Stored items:
■ ■ ■ ■ ■

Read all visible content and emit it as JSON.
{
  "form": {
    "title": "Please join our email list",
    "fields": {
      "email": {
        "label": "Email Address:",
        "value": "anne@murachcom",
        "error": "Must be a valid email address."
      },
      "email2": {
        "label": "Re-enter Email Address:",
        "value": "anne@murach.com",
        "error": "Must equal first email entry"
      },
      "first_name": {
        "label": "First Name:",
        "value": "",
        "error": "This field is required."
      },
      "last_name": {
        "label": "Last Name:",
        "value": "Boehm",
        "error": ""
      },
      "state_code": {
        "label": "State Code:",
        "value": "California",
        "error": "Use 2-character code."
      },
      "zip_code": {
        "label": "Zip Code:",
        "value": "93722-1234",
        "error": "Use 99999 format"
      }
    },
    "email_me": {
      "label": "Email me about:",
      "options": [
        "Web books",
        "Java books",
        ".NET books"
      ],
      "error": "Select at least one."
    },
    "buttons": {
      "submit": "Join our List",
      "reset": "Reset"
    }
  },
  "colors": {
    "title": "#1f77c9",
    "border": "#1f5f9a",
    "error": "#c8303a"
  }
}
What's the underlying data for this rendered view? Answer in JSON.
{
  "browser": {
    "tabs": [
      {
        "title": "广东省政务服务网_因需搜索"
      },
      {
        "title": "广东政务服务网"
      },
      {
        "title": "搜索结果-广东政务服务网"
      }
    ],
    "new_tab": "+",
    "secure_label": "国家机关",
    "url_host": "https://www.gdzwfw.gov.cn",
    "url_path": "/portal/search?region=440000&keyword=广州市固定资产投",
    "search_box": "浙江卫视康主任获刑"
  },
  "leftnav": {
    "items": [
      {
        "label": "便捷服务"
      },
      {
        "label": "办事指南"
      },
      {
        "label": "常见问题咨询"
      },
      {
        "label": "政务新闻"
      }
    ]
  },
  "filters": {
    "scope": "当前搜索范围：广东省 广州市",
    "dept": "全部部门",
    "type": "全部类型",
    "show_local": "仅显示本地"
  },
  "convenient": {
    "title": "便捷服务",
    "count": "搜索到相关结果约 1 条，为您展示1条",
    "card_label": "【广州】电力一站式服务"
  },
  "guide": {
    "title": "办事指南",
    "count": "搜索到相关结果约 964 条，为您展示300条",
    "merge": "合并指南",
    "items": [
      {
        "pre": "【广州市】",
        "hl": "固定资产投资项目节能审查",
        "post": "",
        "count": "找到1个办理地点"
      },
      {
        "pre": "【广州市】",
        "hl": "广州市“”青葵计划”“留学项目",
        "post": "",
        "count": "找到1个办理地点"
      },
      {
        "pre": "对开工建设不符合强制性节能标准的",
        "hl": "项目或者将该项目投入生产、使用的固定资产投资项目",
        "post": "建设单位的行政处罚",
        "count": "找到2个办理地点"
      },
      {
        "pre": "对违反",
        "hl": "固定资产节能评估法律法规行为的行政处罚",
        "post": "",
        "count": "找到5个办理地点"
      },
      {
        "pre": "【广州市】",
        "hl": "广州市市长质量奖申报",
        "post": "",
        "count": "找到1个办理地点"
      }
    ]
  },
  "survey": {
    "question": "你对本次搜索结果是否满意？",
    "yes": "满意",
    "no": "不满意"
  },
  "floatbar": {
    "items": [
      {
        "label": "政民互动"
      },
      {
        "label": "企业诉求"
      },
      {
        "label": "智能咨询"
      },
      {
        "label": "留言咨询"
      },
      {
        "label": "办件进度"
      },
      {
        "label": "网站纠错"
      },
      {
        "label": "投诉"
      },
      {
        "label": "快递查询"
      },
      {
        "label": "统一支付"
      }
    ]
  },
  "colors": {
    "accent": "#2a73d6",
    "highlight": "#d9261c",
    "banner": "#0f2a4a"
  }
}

■ ■ ■ ■ ■

§ **TASK STATEMENT**
Go through the material above line by line and copy it exactly.

§ **RESULT OF THIS EXERCISE**
Read all visible content and emit it as JSON.
{
  "form": {
    "title": "Please join our email list",
    "fields": {
      "email": {
        "label": "Email Address:",
        "value": "anne@murachcom",
        "error": "Must be a valid email address."
      },
      "email2": {
        "label": "Re-enter Email Address:",
        "value": "anne@murach.com",
        "error": "Must equal first email entry"
      },
      "first_name": {
        "label": "First Name:",
        "value": "",
        "error": "This field is required."
      },
      "last_name": {
        "label": "Last Name:",
        "value": "Boehm",
        "error": ""
      },
      "state_code": {
        "label": "State Code:",
        "value": "California",
        "error": "Use 2-character code."
      },
      "zip_code": {
        "label": "Zip Code:",
        "value": "93722-1234",
        "error": "Use 99999 format"
      }
    },
    "email_me": {
      "label": "Email me about:",
      "options": [
        "Web books",
        "Java books",
        ".NET books"
      ],
      "error": "Select at least one."
    },
    "buttons": {
      "submit": "Join our List",
      "reset": "Reset"
    }
  },
  "colors": {
    "title": "#1f77c9",
    "border": "#1f5f9a",
    "error": "#c8303a"
  }
}
What's the underlying data for this rendered view? Answer in JSON.
{
  "browser": {
    "tabs": [
      {
        "title": "广东省政务服务网_因需搜索"
      },
      {
        "title": "广东政务服务网"
      },
      {
        "title": "搜索结果-广东政务服务网"
      }
    ],
    "new_tab": "+",
    "secure_label": "国家机关",
    "url_host": "https://www.gdzwfw.gov.cn",
    "url_path": "/portal/search?region=440000&keyword=广州市固定资产投",
    "search_box": "浙江卫视康主任获刑"
  },
  "leftnav": {
    "items": [
      {
        "label": "便捷服务"
      },
      {
        "label": "办事指南"
      },
      {
        "label": "常见问题咨询"
      },
      {
        "label": "政务新闻"
      }
    ]
  },
  "filters": {
    "scope": "当前搜索范围：广东省 广州市",
    "dept": "全部部门",
    "type": "全部类型",
    "show_local": "仅显示本地"
  },
  "convenient": {
    "title": "便捷服务",
    "count": "搜索到相关结果约 1 条，为您展示1条",
    "card_label": "【广州】电力一站式服务"
  },
  "guide": {
    "title": "办事指南",
    "count": "搜索到相关结果约 964 条，为您展示300条",
    "merge": "合并指南",
    "items": [
      {
        "pre": "【广州市】",
        "hl": "固定资产投资项目节能审查",
        "post": "",
        "count": "找到1个办理地点"
      },
      {
        "pre": "【广州市】",
        "hl": "广州市“”青葵计划”“留学项目",
        "post": "",
        "count": "找到1个办理地点"
      },
      {
        "pre": "对开工建设不符合强制性节能标准的",
        "hl": "项目或者将该项目投入生产、使用的固定资产投资项目",
        "post": "建设单位的行政处罚",
        "count": "找到2个办理地点"
      },
      {
        "pre": "对违反",
        "hl": "固定资产节能评估法律法规行为的行政处罚",
        "post": "",
        "count": "找到5个办理地点"
      },
      {
        "pre": "【广州市】",
        "hl": "广州市市长质量奖申报",
        "post": "",
        "count": "找到1个办理地点"
      }
    ]
  },
  "survey": {
    "question": "你对本次搜索结果是否满意？",
    "yes": "满意",
    "no": "不满意"
  },
  "floatbar": {
    "items": [
      {
        "label": "政民互动"
      },
      {
        "label": "企业诉求"
      },
      {
        "label": "智能咨询"
      },
      {
        "label": "留言咨询"
      },
      {
        "label": "办件进度"
      },
      {
        "label": "网站纠错"
      },
      {
        "label": "投诉"
      },
      {
        "label": "快递查询"
      },
      {
        "label": "统一支付"
      }
    ]
  },
  "colors": {
    "accent": "#2a73d6",
    "highlight": "#d9261c",
    "banner": "#0f2a4a"
  }
}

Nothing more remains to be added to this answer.